• [WHAT TO DO]: Omit every picture and output the rest of the records exactly as they are.

• [INPUT DATA]:
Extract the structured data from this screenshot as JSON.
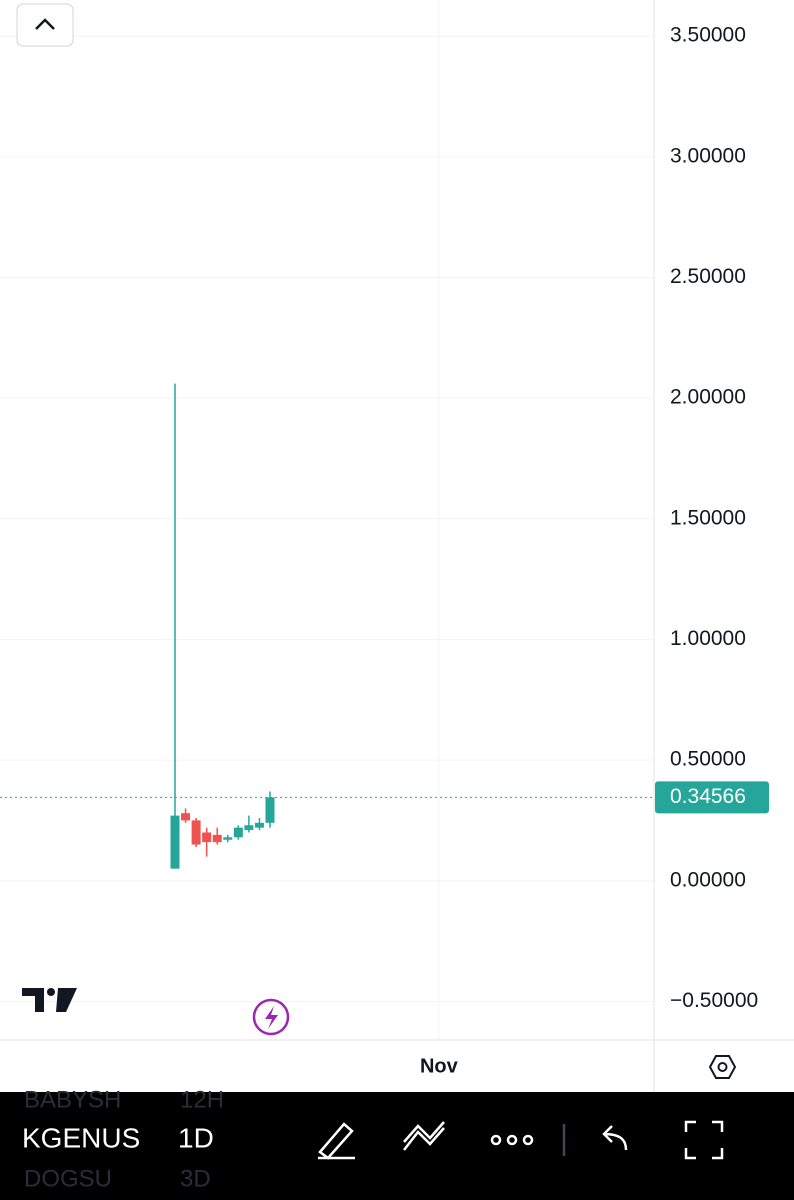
{
  "chart_data": {
    "type": "candlestick",
    "x": [
      0,
      1,
      2,
      3,
      4,
      5,
      6,
      7,
      8,
      9
    ],
    "open": [
      0.05,
      0.28,
      0.25,
      0.2,
      0.19,
      0.17,
      0.18,
      0.21,
      0.22,
      0.24
    ],
    "high": [
      2.06,
      0.3,
      0.26,
      0.22,
      0.22,
      0.19,
      0.23,
      0.27,
      0.26,
      0.37
    ],
    "low": [
      0.05,
      0.24,
      0.14,
      0.1,
      0.15,
      0.16,
      0.17,
      0.2,
      0.21,
      0.22
    ],
    "close": [
      0.27,
      0.25,
      0.15,
      0.16,
      0.16,
      0.18,
      0.22,
      0.23,
      0.24,
      0.34566
    ],
    "up_color": "#26a69a",
    "down_color": "#ef5350",
    "last_price": 0.34566,
    "xlim": [
      -16.58,
      45.38
    ],
    "xticks": [
      {
        "value": 25,
        "label": "Nov"
      }
    ],
    "ylim": [
      -0.66,
      3.65
    ],
    "yticks": [
      {
        "value": -0.5,
        "label": "−0.50000"
      },
      {
        "value": 0,
        "label": "0.00000"
      },
      {
        "value": 0.5,
        "label": "0.50000"
      },
      {
        "value": 1,
        "label": "1.00000"
      },
      {
        "value": 1.5,
        "label": "1.50000"
      },
      {
        "value": 2,
        "label": "2.00000"
      },
      {
        "value": 2.5,
        "label": "2.50000"
      },
      {
        "value": 3,
        "label": "3.00000"
      },
      {
        "value": 3.5,
        "label": "3.50000"
      }
    ],
    "grid": true
  },
  "toolbar": {
    "symbols": [
      "BABYSH",
      "KGENUS",
      "DOGSU"
    ],
    "intervals": [
      "12H",
      "1D",
      "3D"
    ]
  }
}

• [RESULT OF THIS TASK]:
Extract the structured data from this screenshot as JSON.
{
  "chart_data": {
    "type": "candlestick",
    "x": [
      0,
      1,
      2,
      3,
      4,
      5,
      6,
      7,
      8,
      9
    ],
    "open": [
      0.05,
      0.28,
      0.25,
      0.2,
      0.19,
      0.17,
      0.18,
      0.21,
      0.22,
      0.24
    ],
    "high": [
      2.06,
      0.3,
      0.26,
      0.22,
      0.22,
      0.19,
      0.23,
      0.27,
      0.26,
      0.37
    ],
    "low": [
      0.05,
      0.24,
      0.14,
      0.1,
      0.15,
      0.16,
      0.17,
      0.2,
      0.21,
      0.22
    ],
    "close": [
      0.27,
      0.25,
      0.15,
      0.16,
      0.16,
      0.18,
      0.22,
      0.23,
      0.24,
      0.34566
    ],
    "up_color": "#26a69a",
    "down_color": "#ef5350",
    "last_price": 0.34566,
    "xlim": [
      -16.58,
      45.38
    ],
    "xticks": [
      {
        "value": 25,
        "label": "Nov"
      }
    ],
    "ylim": [
      -0.66,
      3.65
    ],
    "yticks": [
      {
        "value": -0.5,
        "label": "−0.50000"
      },
      {
        "value": 0,
        "label": "0.00000"
      },
      {
        "value": 0.5,
        "label": "0.50000"
      },
      {
        "value": 1,
        "label": "1.00000"
      },
      {
        "value": 1.5,
        "label": "1.50000"
      },
      {
        "value": 2,
        "label": "2.00000"
      },
      {
        "value": 2.5,
        "label": "2.50000"
      },
      {
        "value": 3,
        "label": "3.00000"
      },
      {
        "value": 3.5,
        "label": "3.50000"
      }
    ],
    "grid": true
  },
  "toolbar": {
    "symbols": [
      "BABYSH",
      "KGENUS",
      "DOGSU"
    ],
    "intervals": [
      "12H",
      "1D",
      "3D"
    ]
  }
}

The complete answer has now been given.